What to produce: Gather all lines in the records below that include the word "starts".
= = = = = = =
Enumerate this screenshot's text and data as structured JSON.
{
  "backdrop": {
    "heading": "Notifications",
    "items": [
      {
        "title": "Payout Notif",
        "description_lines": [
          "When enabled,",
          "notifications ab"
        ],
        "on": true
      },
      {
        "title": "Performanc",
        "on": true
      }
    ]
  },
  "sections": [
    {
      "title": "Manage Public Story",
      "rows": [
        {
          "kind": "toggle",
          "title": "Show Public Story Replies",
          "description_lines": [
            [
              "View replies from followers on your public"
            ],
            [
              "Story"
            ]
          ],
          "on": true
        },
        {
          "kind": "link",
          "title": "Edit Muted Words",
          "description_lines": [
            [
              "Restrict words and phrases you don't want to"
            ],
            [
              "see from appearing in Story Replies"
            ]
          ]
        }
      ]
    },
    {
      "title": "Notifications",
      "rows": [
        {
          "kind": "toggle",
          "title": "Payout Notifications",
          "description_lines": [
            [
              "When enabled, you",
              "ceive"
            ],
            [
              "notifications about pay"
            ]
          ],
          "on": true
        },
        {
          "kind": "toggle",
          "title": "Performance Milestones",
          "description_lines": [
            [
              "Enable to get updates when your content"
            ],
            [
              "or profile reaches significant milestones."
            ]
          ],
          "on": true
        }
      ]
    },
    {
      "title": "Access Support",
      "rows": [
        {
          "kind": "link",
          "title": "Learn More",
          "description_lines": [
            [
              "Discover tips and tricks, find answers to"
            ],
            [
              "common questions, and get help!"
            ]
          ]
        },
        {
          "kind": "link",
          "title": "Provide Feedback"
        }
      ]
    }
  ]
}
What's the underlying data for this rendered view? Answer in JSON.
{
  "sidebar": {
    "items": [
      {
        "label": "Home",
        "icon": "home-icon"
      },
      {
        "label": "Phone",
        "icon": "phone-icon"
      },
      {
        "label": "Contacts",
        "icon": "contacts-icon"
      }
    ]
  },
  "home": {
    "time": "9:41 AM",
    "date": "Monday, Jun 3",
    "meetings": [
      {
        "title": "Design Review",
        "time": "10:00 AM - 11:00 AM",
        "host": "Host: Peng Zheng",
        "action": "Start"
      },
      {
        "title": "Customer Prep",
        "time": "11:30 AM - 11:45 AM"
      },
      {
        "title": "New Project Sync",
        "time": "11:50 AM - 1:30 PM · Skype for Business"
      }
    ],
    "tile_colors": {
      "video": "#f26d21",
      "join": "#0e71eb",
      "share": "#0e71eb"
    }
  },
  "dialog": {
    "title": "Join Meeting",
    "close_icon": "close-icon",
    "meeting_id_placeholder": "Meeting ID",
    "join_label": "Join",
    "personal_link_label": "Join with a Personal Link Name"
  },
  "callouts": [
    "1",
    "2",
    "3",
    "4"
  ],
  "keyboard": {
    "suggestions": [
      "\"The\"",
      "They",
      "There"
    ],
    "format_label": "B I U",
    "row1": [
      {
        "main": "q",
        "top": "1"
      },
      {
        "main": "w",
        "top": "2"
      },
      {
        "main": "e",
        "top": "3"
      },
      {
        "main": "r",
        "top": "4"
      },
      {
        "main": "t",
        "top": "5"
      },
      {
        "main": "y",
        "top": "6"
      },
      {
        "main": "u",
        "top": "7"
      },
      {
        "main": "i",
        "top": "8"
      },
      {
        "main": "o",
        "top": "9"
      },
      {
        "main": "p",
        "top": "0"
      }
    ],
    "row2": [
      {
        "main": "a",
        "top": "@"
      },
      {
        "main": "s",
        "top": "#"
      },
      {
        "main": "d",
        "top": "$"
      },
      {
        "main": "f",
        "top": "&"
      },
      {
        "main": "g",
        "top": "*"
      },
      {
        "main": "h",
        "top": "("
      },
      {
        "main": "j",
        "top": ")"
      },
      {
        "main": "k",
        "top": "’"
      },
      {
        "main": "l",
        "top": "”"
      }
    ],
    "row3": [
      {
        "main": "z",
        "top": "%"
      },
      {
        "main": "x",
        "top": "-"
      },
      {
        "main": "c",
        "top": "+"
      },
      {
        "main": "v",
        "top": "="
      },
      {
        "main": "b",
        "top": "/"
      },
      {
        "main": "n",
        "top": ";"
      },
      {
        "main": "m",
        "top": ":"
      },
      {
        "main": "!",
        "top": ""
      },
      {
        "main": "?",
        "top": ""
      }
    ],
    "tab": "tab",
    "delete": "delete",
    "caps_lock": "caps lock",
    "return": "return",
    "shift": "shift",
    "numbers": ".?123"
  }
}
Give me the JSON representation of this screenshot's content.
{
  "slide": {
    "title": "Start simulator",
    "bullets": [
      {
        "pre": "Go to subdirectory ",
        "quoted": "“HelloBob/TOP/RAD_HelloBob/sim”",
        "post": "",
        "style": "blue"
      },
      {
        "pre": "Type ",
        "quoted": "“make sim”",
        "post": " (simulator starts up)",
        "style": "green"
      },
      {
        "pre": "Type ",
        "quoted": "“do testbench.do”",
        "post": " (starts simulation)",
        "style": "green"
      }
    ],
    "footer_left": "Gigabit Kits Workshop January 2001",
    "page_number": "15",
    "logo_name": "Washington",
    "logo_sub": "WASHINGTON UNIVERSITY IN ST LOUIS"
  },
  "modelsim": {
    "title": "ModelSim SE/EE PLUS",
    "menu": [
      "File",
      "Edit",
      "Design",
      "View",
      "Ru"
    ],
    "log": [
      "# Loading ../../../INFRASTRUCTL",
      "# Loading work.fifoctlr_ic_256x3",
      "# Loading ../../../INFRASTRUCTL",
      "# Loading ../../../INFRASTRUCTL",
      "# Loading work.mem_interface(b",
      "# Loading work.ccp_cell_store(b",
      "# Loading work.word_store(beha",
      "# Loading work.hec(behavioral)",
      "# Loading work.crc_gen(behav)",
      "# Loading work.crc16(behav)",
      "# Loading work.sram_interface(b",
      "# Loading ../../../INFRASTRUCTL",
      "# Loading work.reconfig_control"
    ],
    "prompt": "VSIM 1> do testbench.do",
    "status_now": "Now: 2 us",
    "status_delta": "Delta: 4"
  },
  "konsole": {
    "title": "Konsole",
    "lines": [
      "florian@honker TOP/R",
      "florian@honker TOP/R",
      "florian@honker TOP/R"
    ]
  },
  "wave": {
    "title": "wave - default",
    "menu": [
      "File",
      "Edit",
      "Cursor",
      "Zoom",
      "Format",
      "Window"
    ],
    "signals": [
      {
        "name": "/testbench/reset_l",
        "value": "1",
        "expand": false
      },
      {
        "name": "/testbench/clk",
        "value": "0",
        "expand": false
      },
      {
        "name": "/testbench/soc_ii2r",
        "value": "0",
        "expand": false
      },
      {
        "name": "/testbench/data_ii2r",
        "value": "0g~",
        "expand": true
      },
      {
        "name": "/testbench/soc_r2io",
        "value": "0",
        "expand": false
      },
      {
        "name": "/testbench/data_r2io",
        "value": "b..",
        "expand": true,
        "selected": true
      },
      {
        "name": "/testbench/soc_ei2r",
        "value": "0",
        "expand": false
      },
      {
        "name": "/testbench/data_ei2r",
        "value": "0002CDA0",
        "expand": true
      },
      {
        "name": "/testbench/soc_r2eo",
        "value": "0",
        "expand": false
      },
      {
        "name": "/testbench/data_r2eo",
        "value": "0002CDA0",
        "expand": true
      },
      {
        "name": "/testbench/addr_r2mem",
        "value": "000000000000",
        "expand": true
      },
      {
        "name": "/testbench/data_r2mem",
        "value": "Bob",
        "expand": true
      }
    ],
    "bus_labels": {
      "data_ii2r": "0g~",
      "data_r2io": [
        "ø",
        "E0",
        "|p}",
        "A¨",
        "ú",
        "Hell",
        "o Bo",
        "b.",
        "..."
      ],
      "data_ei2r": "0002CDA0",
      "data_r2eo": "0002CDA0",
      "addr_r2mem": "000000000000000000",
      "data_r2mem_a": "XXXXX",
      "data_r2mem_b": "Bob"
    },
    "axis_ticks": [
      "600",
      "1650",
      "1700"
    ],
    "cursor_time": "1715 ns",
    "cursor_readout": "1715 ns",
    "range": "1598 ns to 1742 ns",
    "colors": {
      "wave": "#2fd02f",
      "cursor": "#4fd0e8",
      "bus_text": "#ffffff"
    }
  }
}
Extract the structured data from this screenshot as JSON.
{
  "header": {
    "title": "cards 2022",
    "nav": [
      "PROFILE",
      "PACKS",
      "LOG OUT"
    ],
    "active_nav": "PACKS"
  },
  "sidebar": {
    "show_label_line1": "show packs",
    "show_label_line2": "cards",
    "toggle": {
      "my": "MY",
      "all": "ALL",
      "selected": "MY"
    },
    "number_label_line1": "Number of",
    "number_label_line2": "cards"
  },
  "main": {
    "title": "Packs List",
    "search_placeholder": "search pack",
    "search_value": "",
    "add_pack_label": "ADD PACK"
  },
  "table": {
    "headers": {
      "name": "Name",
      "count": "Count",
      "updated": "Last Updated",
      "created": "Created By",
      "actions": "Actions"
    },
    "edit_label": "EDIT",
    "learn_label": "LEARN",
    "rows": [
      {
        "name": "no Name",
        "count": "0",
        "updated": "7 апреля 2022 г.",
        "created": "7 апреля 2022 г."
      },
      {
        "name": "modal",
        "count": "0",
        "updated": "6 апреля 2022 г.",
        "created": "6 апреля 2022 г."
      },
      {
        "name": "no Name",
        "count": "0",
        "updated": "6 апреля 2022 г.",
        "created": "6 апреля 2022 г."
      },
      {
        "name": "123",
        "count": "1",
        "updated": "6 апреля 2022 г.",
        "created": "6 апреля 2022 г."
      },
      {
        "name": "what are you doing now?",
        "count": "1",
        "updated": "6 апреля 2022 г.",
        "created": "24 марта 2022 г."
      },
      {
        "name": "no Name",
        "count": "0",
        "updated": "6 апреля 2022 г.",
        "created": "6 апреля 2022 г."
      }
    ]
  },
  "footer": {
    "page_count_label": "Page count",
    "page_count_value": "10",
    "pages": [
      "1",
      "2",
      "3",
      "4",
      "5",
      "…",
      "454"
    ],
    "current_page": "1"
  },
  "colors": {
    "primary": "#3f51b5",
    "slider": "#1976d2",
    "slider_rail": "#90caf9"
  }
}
= = = = = = =
Final result:
        "post": " (simulator starts up)",
        "post": " (starts simulation)",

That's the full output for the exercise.